▶ _To be done_: Transcribe every line of the listing below without any deviation.

--- Start ---

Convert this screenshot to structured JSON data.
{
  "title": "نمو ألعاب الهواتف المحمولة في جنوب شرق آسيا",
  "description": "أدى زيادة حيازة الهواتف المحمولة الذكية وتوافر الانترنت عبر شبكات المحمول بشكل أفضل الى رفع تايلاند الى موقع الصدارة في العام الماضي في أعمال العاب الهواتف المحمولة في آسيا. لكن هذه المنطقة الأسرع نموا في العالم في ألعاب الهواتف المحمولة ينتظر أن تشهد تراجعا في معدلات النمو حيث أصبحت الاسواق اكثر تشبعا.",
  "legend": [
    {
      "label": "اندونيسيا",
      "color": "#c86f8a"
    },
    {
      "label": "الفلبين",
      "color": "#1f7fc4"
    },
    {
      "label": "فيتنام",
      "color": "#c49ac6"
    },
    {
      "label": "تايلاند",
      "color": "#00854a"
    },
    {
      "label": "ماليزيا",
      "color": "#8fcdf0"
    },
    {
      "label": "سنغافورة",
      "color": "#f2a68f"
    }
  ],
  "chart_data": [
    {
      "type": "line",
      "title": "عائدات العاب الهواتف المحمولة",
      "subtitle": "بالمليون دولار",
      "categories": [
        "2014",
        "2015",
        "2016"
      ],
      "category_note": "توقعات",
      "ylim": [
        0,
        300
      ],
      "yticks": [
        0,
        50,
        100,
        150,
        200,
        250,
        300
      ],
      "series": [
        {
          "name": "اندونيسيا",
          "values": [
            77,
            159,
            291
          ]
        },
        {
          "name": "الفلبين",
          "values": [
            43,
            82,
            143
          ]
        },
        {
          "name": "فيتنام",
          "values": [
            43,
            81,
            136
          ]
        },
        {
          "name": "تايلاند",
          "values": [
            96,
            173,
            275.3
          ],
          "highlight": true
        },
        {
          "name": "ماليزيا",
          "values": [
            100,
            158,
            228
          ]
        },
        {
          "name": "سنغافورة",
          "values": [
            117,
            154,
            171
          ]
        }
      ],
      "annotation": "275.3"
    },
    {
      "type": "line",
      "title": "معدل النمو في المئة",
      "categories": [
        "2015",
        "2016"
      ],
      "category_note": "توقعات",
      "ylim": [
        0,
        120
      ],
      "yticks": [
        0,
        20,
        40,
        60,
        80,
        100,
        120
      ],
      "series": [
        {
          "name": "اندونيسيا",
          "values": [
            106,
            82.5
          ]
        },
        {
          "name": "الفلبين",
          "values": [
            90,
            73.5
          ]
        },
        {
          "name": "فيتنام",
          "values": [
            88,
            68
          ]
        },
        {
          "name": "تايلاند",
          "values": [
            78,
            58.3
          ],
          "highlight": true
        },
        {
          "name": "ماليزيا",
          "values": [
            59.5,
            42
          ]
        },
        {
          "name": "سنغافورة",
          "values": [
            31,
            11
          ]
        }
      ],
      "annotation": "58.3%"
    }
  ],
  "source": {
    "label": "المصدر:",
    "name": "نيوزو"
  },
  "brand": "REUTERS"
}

--- End ---

▶ _In response_:
Convert this screenshot to structured JSON data.
{
  "title": "نمو ألعاب الهواتف المحمولة في جنوب شرق آسيا",
  "description": "أدى زيادة حيازة الهواتف المحمولة الذكية وتوافر الانترنت عبر شبكات المحمول بشكل أفضل الى رفع تايلاند الى موقع الصدارة في العام الماضي في أعمال العاب الهواتف المحمولة في آسيا. لكن هذه المنطقة الأسرع نموا في العالم في ألعاب الهواتف المحمولة ينتظر أن تشهد تراجعا في معدلات النمو حيث أصبحت الاسواق اكثر تشبعا.",
  "legend": [
    {
      "label": "اندونيسيا",
      "color": "#c86f8a"
    },
    {
      "label": "الفلبين",
      "color": "#1f7fc4"
    },
    {
      "label": "فيتنام",
      "color": "#c49ac6"
    },
    {
      "label": "تايلاند",
      "color": "#00854a"
    },
    {
      "label": "ماليزيا",
      "color": "#8fcdf0"
    },
    {
      "label": "سنغافورة",
      "color": "#f2a68f"
    }
  ],
  "chart_data": [
    {
      "type": "line",
      "title": "عائدات العاب الهواتف المحمولة",
      "subtitle": "بالمليون دولار",
      "categories": [
        "2014",
        "2015",
        "2016"
      ],
      "category_note": "توقعات",
      "ylim": [
        0,
        300
      ],
      "yticks": [
        0,
        50,
        100,
        150,
        200,
        250,
        300
      ],
      "series": [
        {
          "name": "اندونيسيا",
          "values": [
            77,
            159,
            291
          ]
        },
        {
          "name": "الفلبين",
          "values": [
            43,
            82,
            143
          ]
        },
        {
          "name": "فيتنام",
          "values": [
            43,
            81,
            136
          ]
        },
        {
          "name": "تايلاند",
          "values": [
            96,
            173,
            275.3
          ],
          "highlight": true
        },
        {
          "name": "ماليزيا",
          "values": [
            100,
            158,
            228
          ]
        },
        {
          "name": "سنغافورة",
          "values": [
            117,
            154,
            171
          ]
        }
      ],
      "annotation": "275.3"
    },
    {
      "type": "line",
      "title": "معدل النمو في المئة",
      "categories": [
        "2015",
        "2016"
      ],
      "category_note": "توقعات",
      "ylim": [
        0,
        120
      ],
      "yticks": [
        0,
        20,
        40,
        60,
        80,
        100,
        120
      ],
      "series": [
        {
          "name": "اندونيسيا",
          "values": [
            106,
            82.5
          ]
        },
        {
          "name": "الفلبين",
          "values": [
            90,
            73.5
          ]
        },
        {
          "name": "فيتنام",
          "values": [
            88,
            68
          ]
        },
        {
          "name": "تايلاند",
          "values": [
            78,
            58.3
          ],
          "highlight": true
        },
        {
          "name": "ماليزيا",
          "values": [
            59.5,
            42
          ]
        },
        {
          "name": "سنغافورة",
          "values": [
            31,
            11
          ]
        }
      ],
      "annotation": "58.3%"
    }
  ],
  "source": {
    "label": "المصدر:",
    "name": "نيوزو"
  },
  "brand": "REUTERS"
}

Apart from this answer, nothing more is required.